─── Material shown
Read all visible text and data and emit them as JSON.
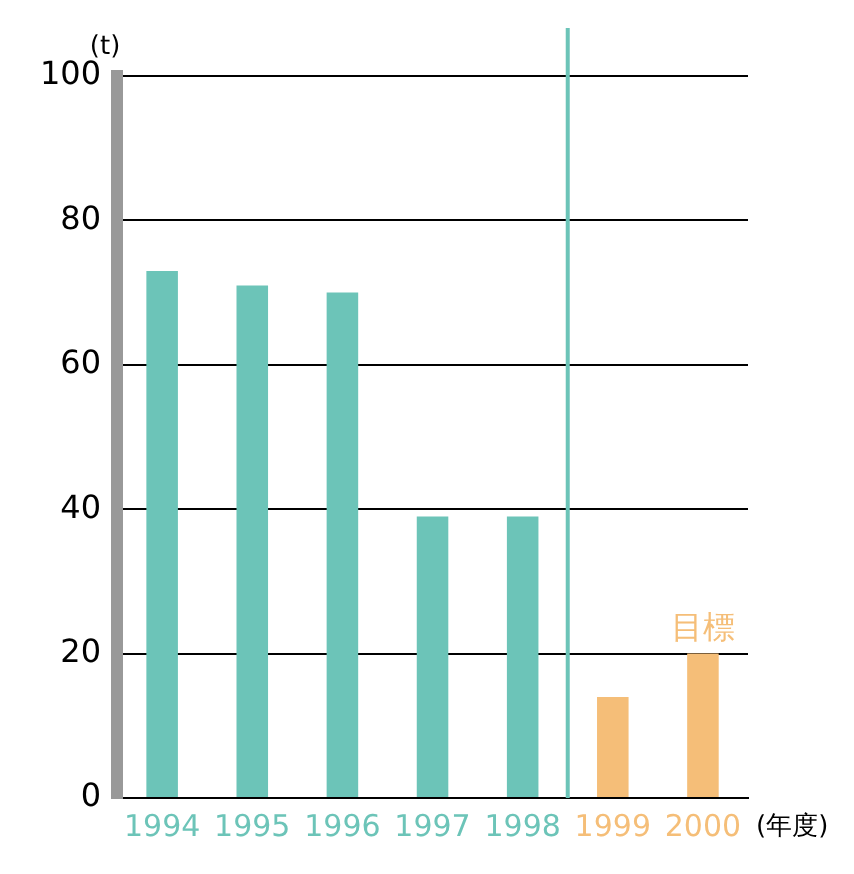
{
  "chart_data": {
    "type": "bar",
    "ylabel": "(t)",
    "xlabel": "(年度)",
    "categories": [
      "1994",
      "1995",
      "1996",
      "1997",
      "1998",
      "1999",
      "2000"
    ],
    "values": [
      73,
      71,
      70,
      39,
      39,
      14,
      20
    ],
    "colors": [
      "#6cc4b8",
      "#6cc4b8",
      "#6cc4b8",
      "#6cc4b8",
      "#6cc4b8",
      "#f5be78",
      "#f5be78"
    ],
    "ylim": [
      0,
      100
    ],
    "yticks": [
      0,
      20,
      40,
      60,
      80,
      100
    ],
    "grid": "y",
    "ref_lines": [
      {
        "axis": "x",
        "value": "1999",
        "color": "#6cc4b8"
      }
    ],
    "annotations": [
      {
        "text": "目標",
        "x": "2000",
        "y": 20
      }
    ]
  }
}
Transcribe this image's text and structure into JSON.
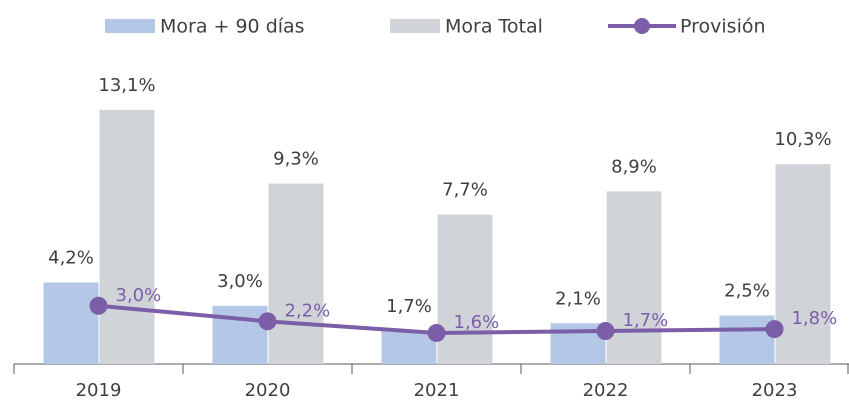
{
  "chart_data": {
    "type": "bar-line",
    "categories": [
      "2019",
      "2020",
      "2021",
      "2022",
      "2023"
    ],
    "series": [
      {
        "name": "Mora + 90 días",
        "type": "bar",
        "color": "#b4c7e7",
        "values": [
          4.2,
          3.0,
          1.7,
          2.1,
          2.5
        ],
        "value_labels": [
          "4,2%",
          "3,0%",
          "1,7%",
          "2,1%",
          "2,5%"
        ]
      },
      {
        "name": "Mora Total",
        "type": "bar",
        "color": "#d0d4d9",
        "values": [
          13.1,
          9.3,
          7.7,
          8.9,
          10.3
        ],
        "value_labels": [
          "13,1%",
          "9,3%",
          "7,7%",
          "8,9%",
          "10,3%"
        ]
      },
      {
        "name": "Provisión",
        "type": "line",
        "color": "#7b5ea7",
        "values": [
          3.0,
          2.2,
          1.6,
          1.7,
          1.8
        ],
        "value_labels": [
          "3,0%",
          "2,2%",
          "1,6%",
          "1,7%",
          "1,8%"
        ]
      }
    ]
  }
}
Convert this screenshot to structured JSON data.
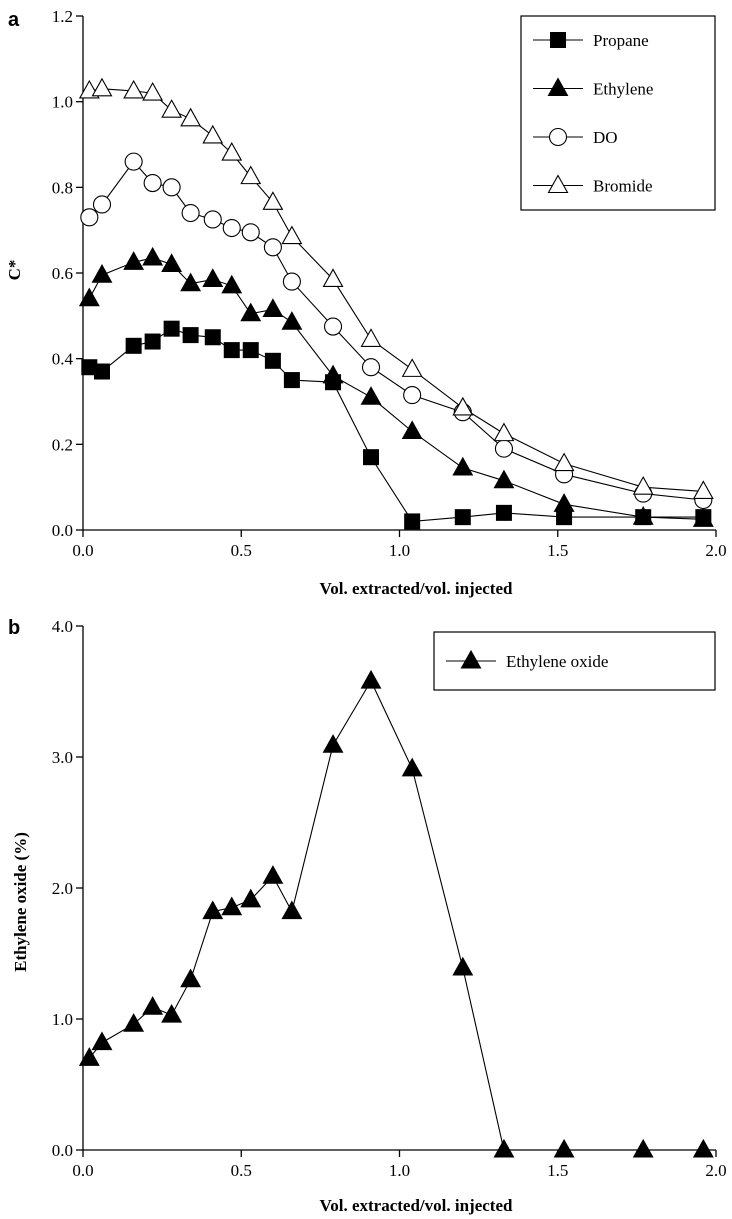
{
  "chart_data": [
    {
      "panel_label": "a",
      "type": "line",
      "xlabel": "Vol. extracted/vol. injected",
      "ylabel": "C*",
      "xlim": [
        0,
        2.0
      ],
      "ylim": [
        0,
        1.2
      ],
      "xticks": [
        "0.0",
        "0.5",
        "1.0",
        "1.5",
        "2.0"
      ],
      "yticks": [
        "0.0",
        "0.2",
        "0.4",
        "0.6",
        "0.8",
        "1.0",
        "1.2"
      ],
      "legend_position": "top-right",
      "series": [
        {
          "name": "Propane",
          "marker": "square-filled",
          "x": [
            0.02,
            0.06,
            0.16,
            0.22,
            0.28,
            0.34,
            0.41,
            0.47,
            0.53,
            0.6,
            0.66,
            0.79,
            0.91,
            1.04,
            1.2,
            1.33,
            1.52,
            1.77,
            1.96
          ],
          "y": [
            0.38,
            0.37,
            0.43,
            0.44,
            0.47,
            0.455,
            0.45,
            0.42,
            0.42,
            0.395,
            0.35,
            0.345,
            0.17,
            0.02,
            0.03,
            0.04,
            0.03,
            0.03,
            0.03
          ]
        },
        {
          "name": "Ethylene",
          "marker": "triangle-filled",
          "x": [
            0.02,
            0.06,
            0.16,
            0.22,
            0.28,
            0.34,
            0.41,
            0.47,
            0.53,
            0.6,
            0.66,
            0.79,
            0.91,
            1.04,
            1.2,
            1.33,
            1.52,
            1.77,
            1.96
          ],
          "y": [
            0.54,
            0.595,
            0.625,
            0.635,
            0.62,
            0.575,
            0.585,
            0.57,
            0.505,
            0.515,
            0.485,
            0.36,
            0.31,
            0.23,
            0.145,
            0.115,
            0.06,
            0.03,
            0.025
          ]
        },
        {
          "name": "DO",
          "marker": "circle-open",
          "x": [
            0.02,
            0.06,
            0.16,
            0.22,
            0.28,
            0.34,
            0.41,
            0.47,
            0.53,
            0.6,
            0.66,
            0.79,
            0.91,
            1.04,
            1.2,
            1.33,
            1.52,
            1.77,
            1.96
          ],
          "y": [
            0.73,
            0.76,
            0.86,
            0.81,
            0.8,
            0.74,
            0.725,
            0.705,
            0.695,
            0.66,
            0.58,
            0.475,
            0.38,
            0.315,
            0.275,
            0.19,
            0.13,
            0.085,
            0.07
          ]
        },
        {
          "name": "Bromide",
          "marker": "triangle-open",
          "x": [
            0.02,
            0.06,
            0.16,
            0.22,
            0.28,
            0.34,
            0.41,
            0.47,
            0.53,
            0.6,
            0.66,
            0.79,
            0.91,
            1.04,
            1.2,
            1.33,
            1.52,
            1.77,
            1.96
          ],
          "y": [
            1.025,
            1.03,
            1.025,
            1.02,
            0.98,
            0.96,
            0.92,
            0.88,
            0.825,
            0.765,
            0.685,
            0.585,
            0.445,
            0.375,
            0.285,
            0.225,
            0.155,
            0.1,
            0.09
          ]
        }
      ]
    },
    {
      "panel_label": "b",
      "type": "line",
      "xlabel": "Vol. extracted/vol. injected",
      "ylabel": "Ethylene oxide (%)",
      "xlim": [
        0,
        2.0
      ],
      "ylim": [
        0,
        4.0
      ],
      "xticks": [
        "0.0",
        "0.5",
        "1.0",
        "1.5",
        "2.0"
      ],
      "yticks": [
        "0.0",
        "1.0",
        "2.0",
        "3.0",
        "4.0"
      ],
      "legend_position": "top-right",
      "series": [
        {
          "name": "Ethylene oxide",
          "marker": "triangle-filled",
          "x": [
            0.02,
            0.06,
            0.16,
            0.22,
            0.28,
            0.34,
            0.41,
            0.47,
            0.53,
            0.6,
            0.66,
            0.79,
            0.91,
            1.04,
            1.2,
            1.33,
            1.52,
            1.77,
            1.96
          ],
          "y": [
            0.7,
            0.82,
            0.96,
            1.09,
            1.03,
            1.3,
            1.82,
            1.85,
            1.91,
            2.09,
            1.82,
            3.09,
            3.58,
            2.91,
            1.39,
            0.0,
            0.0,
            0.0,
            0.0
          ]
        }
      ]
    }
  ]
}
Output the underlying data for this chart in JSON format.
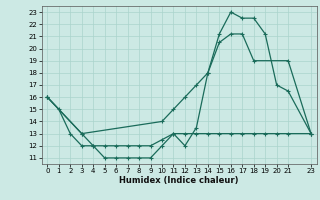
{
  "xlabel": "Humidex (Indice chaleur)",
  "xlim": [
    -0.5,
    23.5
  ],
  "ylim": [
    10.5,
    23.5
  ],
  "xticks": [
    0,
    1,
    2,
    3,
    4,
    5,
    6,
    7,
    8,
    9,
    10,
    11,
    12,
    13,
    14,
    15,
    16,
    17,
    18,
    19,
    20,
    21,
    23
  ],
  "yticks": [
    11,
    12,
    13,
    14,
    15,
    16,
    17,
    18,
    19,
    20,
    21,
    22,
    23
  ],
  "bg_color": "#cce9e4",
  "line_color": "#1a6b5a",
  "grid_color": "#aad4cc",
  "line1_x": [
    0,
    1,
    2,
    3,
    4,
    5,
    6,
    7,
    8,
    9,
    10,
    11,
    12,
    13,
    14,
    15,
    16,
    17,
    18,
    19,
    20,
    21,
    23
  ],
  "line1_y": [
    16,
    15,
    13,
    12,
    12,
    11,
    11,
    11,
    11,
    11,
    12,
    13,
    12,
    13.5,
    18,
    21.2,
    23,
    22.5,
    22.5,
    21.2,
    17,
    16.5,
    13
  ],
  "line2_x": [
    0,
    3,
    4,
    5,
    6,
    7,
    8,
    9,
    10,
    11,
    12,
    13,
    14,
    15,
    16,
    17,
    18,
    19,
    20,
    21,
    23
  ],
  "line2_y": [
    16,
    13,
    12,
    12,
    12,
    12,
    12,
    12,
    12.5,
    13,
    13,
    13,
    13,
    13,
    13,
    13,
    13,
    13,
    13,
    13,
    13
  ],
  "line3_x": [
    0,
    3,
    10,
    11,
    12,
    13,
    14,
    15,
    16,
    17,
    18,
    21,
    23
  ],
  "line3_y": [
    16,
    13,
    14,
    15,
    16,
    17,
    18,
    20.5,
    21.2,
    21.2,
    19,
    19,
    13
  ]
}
──────
▶ Stated exercise: All lines from the one containing "Output the underlying" through the end of the entries, both ends included, should be written out exactly, with no pictures.

▶ Reply to the task:
Output the underlying data for this chart in JSON format.
{
  "xlabel": "Humidex (Indice chaleur)",
  "xlim": [
    -0.5,
    23.5
  ],
  "ylim": [
    10.5,
    23.5
  ],
  "xticks": [
    0,
    1,
    2,
    3,
    4,
    5,
    6,
    7,
    8,
    9,
    10,
    11,
    12,
    13,
    14,
    15,
    16,
    17,
    18,
    19,
    20,
    21,
    23
  ],
  "yticks": [
    11,
    12,
    13,
    14,
    15,
    16,
    17,
    18,
    19,
    20,
    21,
    22,
    23
  ],
  "bg_color": "#cce9e4",
  "line_color": "#1a6b5a",
  "grid_color": "#aad4cc",
  "line1_x": [
    0,
    1,
    2,
    3,
    4,
    5,
    6,
    7,
    8,
    9,
    10,
    11,
    12,
    13,
    14,
    15,
    16,
    17,
    18,
    19,
    20,
    21,
    23
  ],
  "line1_y": [
    16,
    15,
    13,
    12,
    12,
    11,
    11,
    11,
    11,
    11,
    12,
    13,
    12,
    13.5,
    18,
    21.2,
    23,
    22.5,
    22.5,
    21.2,
    17,
    16.5,
    13
  ],
  "line2_x": [
    0,
    3,
    4,
    5,
    6,
    7,
    8,
    9,
    10,
    11,
    12,
    13,
    14,
    15,
    16,
    17,
    18,
    19,
    20,
    21,
    23
  ],
  "line2_y": [
    16,
    13,
    12,
    12,
    12,
    12,
    12,
    12,
    12.5,
    13,
    13,
    13,
    13,
    13,
    13,
    13,
    13,
    13,
    13,
    13,
    13
  ],
  "line3_x": [
    0,
    3,
    10,
    11,
    12,
    13,
    14,
    15,
    16,
    17,
    18,
    21,
    23
  ],
  "line3_y": [
    16,
    13,
    14,
    15,
    16,
    17,
    18,
    20.5,
    21.2,
    21.2,
    19,
    19,
    13
  ]
}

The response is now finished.